**WHAT YOU WILL DO:** Make an exact copy of all the entries, with the pictures left out.

-- begin INPUT RECORDS --

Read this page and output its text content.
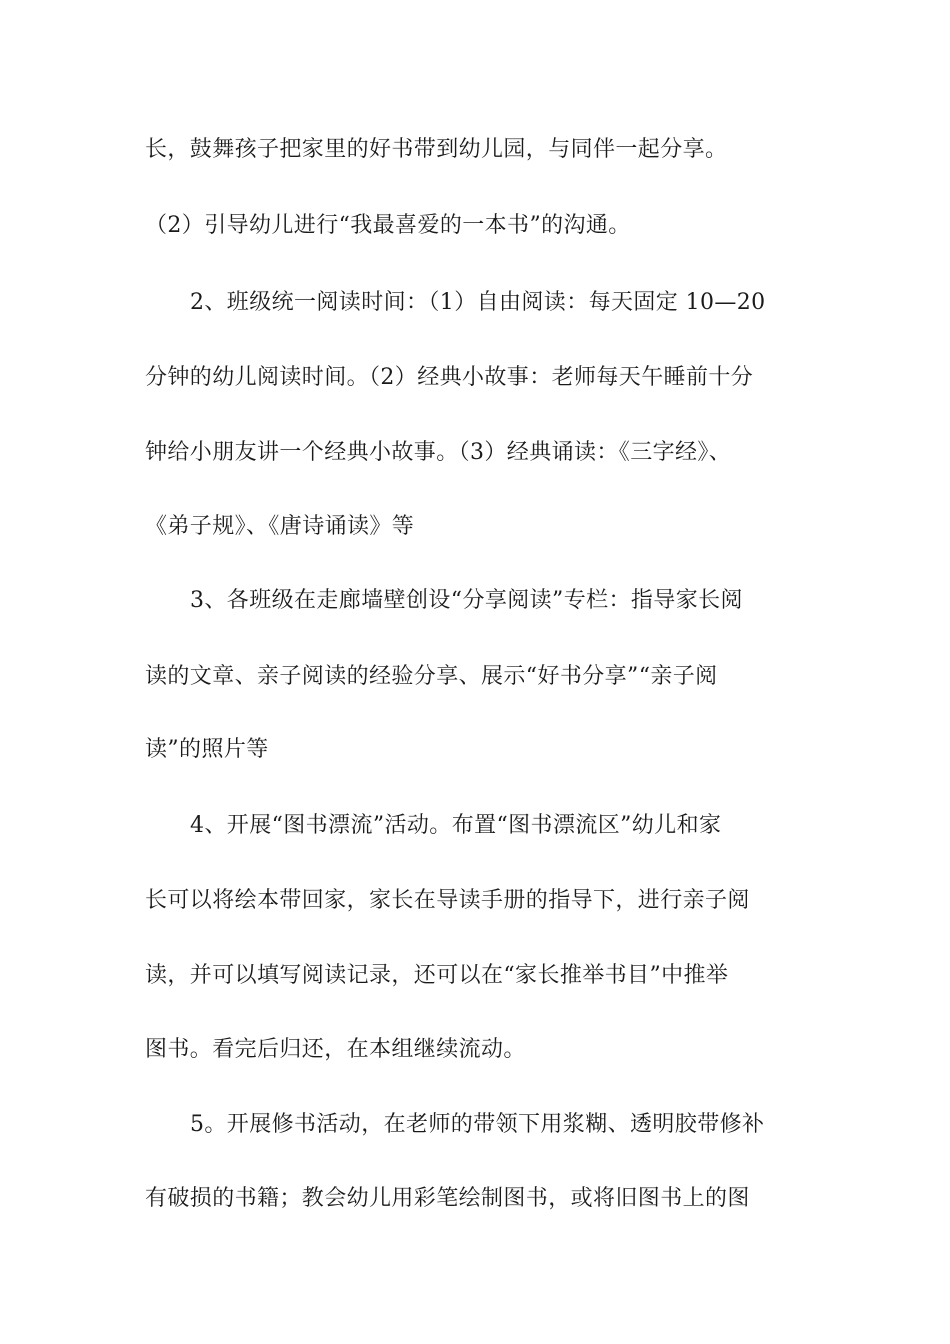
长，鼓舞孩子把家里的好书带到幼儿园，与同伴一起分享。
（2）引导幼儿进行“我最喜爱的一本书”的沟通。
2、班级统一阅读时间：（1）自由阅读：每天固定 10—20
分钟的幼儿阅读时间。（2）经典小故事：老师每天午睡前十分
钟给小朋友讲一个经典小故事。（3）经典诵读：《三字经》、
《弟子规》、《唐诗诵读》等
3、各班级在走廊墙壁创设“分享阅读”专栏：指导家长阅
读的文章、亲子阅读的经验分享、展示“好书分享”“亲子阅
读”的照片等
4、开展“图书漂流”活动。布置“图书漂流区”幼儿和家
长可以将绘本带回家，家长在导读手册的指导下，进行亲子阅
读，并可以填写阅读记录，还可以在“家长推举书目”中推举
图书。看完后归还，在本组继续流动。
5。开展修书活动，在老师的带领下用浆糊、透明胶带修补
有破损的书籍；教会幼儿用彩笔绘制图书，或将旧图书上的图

-- end INPUT RECORDS --

**REPLY TO THE TASK:**
Read this page and output its text content.
长，鼓舞孩子把家里的好书带到幼儿园，与同伴一起分享。
（2）引导幼儿进行“我最喜爱的一本书”的沟通。
2、班级统一阅读时间：（1）自由阅读：每天固定 10—20
分钟的幼儿阅读时间。（2）经典小故事：老师每天午睡前十分
钟给小朋友讲一个经典小故事。（3）经典诵读：《三字经》、
《弟子规》、《唐诗诵读》等
3、各班级在走廊墙壁创设“分享阅读”专栏：指导家长阅
读的文章、亲子阅读的经验分享、展示“好书分享”“亲子阅
读”的照片等
4、开展“图书漂流”活动。布置“图书漂流区”幼儿和家
长可以将绘本带回家，家长在导读手册的指导下，进行亲子阅
读，并可以填写阅读记录，还可以在“家长推举书目”中推举
图书。看完后归还，在本组继续流动。
5。开展修书活动，在老师的带领下用浆糊、透明胶带修补
有破损的书籍；教会幼儿用彩笔绘制图书，或将旧图书上的图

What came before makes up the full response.